Stored data:

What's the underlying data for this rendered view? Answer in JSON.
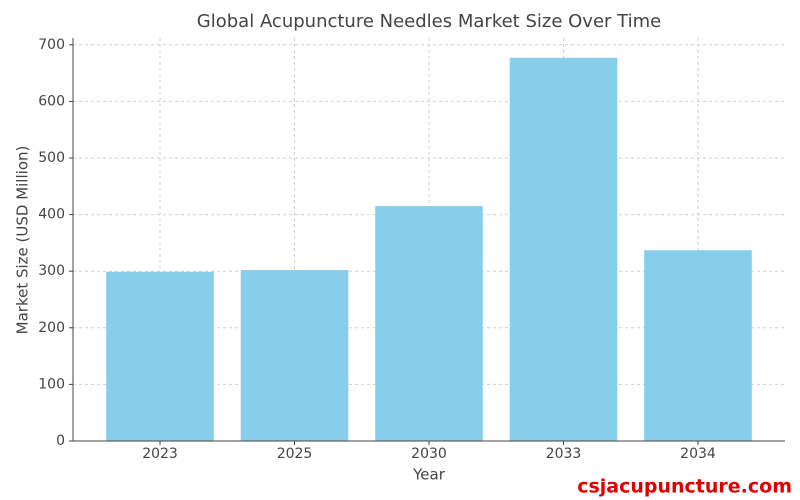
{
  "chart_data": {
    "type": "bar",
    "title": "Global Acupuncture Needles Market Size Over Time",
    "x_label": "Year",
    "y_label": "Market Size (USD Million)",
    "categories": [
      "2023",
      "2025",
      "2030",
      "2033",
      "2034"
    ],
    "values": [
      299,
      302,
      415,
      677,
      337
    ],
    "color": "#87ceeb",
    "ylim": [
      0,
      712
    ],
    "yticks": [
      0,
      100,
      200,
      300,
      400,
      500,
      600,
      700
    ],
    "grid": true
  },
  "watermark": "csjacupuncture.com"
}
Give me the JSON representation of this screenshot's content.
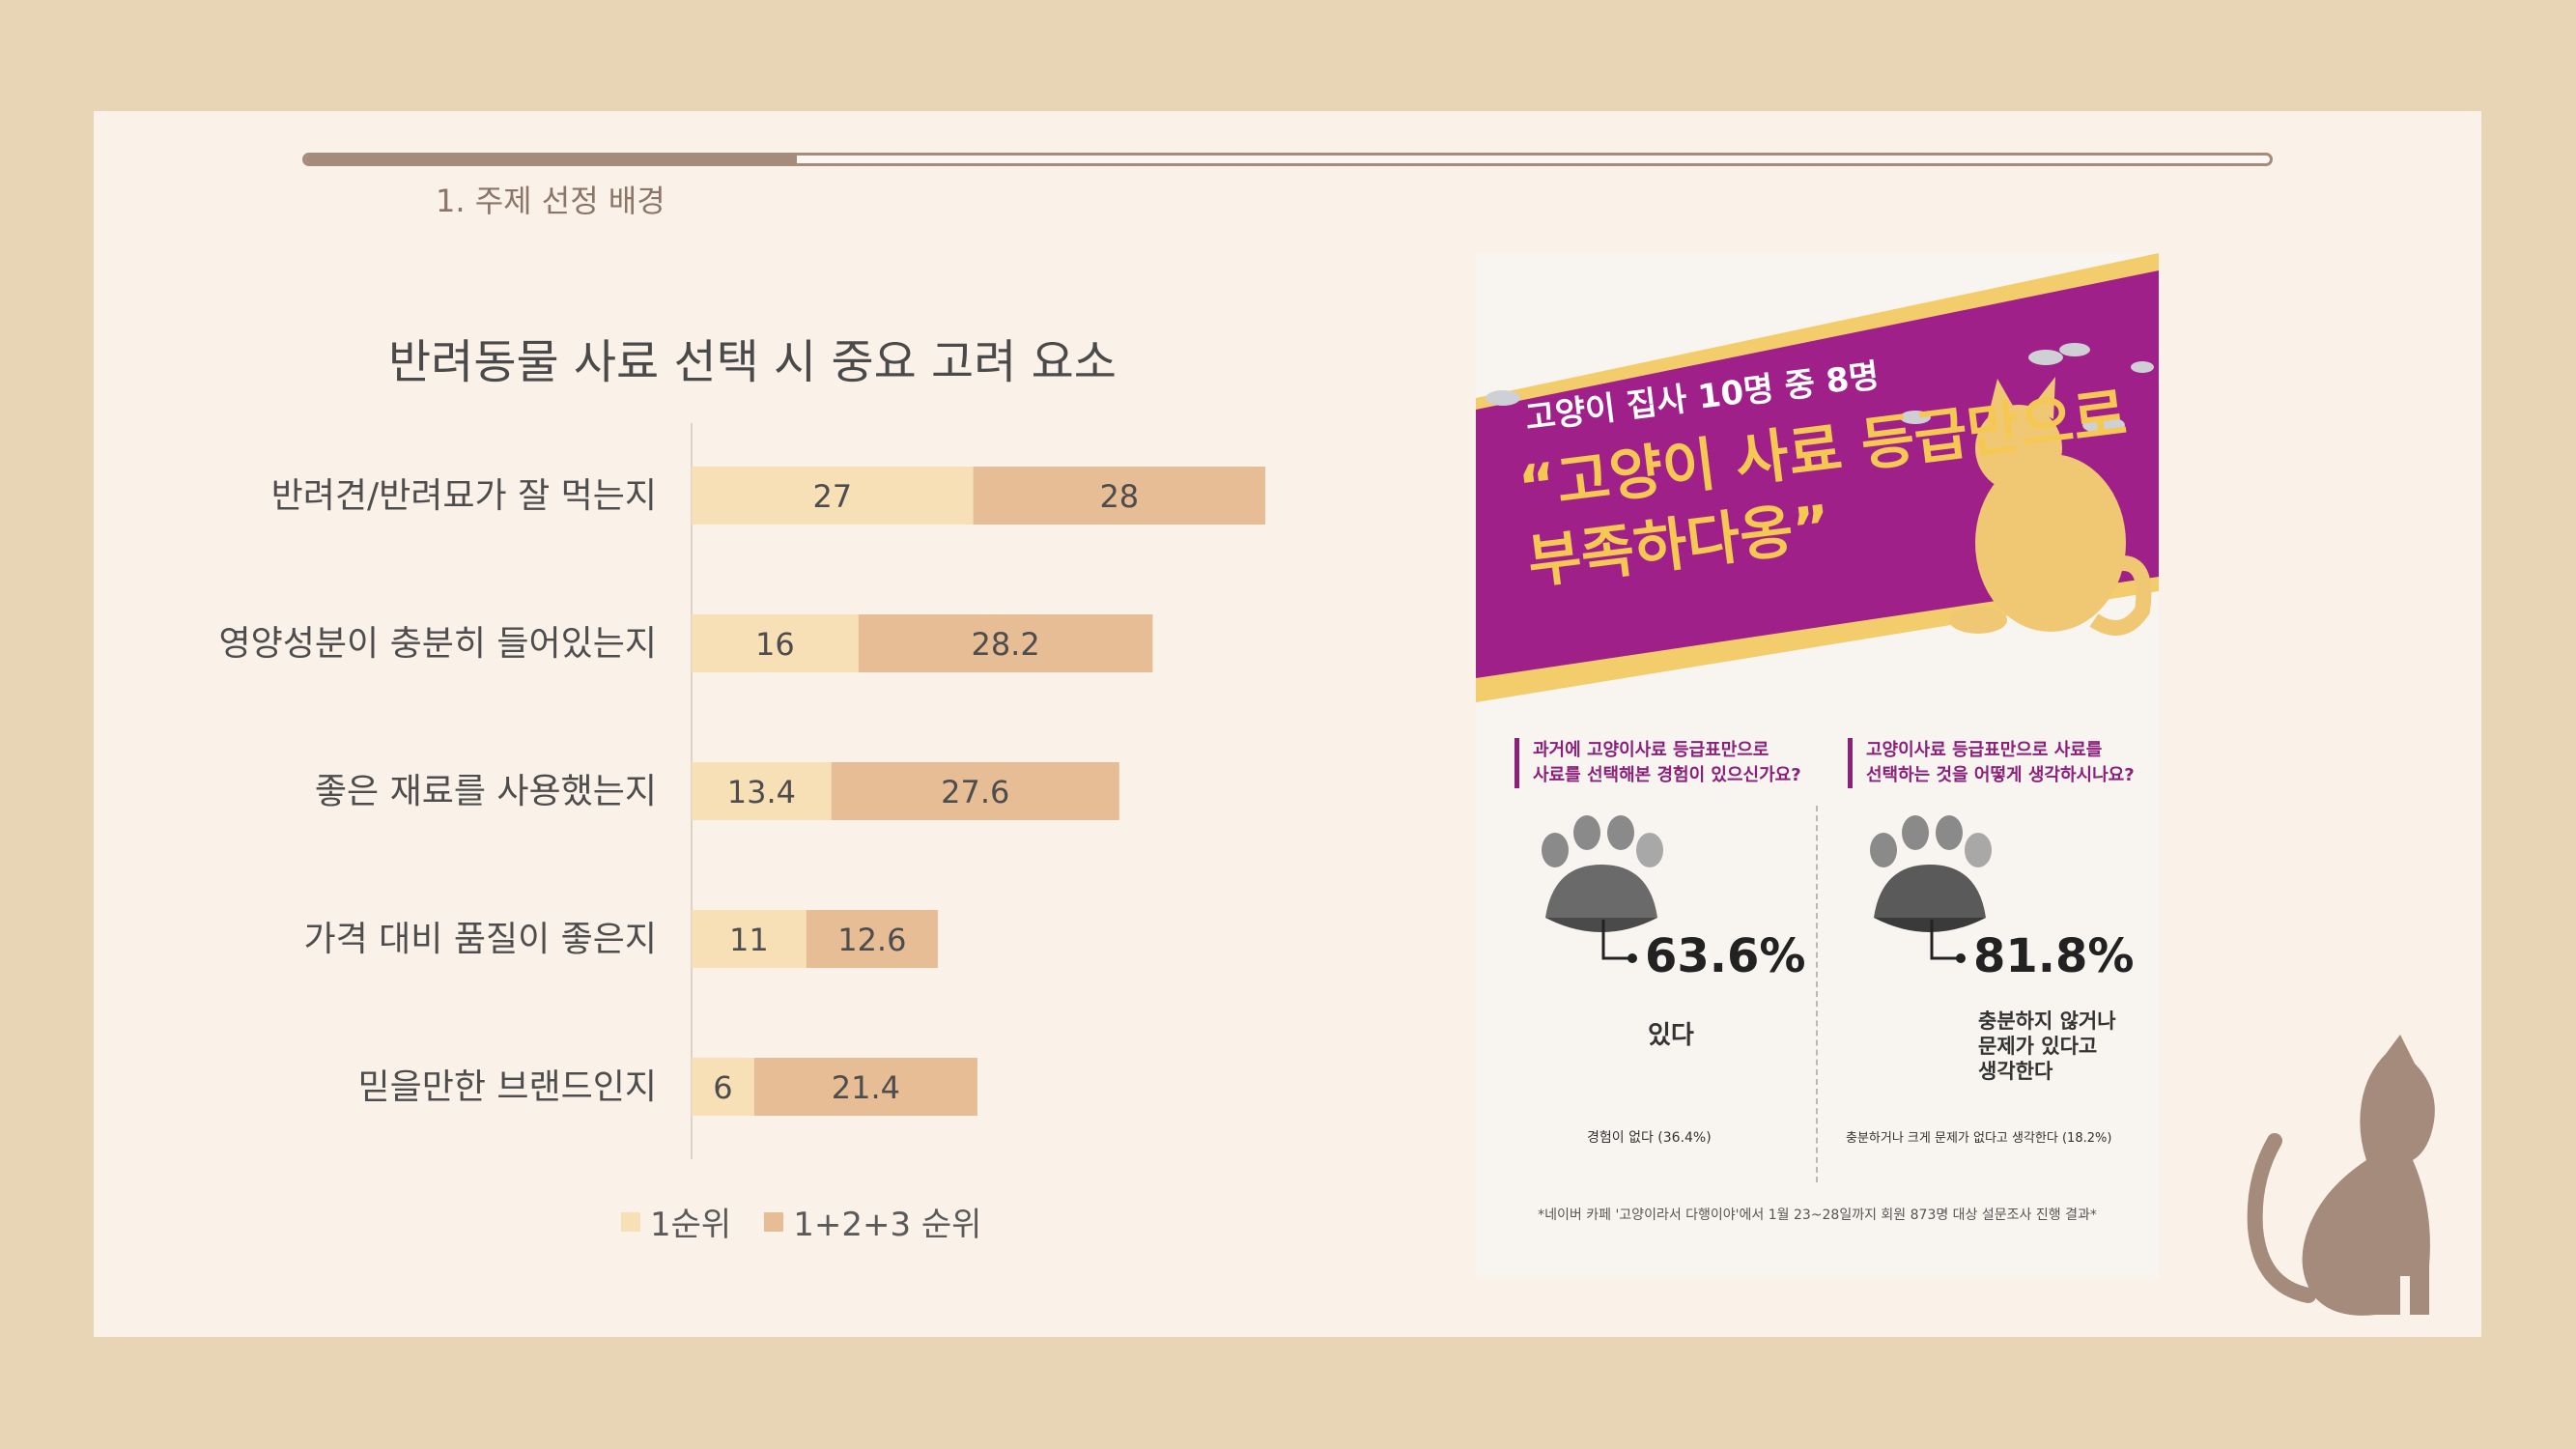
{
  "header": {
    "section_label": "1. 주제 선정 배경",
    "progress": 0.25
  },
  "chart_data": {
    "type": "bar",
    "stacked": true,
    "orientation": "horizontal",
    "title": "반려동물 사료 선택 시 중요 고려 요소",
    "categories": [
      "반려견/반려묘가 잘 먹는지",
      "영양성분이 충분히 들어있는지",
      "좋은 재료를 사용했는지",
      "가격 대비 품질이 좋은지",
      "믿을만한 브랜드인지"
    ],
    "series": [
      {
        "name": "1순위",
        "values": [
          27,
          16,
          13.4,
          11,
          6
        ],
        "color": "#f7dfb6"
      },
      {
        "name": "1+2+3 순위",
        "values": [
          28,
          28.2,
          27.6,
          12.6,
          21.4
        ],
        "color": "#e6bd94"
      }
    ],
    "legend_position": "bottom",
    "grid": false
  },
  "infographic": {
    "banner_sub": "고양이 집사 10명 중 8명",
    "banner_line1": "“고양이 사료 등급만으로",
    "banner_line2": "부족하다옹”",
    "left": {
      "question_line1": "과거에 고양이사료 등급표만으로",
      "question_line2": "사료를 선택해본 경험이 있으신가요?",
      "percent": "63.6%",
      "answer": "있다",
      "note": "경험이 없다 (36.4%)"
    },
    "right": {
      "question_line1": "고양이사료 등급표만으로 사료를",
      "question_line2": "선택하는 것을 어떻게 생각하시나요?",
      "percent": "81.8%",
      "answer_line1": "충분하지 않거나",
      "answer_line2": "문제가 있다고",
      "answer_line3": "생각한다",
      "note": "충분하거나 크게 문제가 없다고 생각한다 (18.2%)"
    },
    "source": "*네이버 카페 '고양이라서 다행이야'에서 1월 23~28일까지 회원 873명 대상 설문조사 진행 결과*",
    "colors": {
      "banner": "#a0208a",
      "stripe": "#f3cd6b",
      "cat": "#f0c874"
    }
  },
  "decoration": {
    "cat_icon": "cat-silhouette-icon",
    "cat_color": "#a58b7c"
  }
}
...
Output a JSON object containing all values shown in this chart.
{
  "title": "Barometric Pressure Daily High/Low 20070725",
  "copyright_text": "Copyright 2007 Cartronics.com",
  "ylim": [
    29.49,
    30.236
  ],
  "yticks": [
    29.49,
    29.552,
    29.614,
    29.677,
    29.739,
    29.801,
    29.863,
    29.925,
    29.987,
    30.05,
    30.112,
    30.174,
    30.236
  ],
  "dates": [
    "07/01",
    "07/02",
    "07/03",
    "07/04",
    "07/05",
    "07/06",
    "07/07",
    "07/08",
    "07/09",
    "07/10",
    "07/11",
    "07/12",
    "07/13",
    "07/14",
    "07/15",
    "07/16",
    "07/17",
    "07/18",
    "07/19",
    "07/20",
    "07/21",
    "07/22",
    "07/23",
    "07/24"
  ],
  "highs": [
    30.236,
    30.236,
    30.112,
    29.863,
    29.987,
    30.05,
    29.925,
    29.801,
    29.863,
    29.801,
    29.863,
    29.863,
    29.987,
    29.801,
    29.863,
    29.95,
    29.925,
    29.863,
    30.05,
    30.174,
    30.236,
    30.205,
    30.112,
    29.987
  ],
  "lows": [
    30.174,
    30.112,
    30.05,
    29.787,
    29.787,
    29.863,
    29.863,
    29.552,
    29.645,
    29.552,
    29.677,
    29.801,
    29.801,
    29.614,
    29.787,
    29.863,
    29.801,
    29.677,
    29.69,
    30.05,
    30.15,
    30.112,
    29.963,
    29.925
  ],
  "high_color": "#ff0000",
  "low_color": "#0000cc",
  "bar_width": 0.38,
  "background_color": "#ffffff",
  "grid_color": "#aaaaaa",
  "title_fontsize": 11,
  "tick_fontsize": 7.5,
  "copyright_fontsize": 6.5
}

Exercise directions: Report only how many lines of the listing hold the word "this".

Correct answer: 3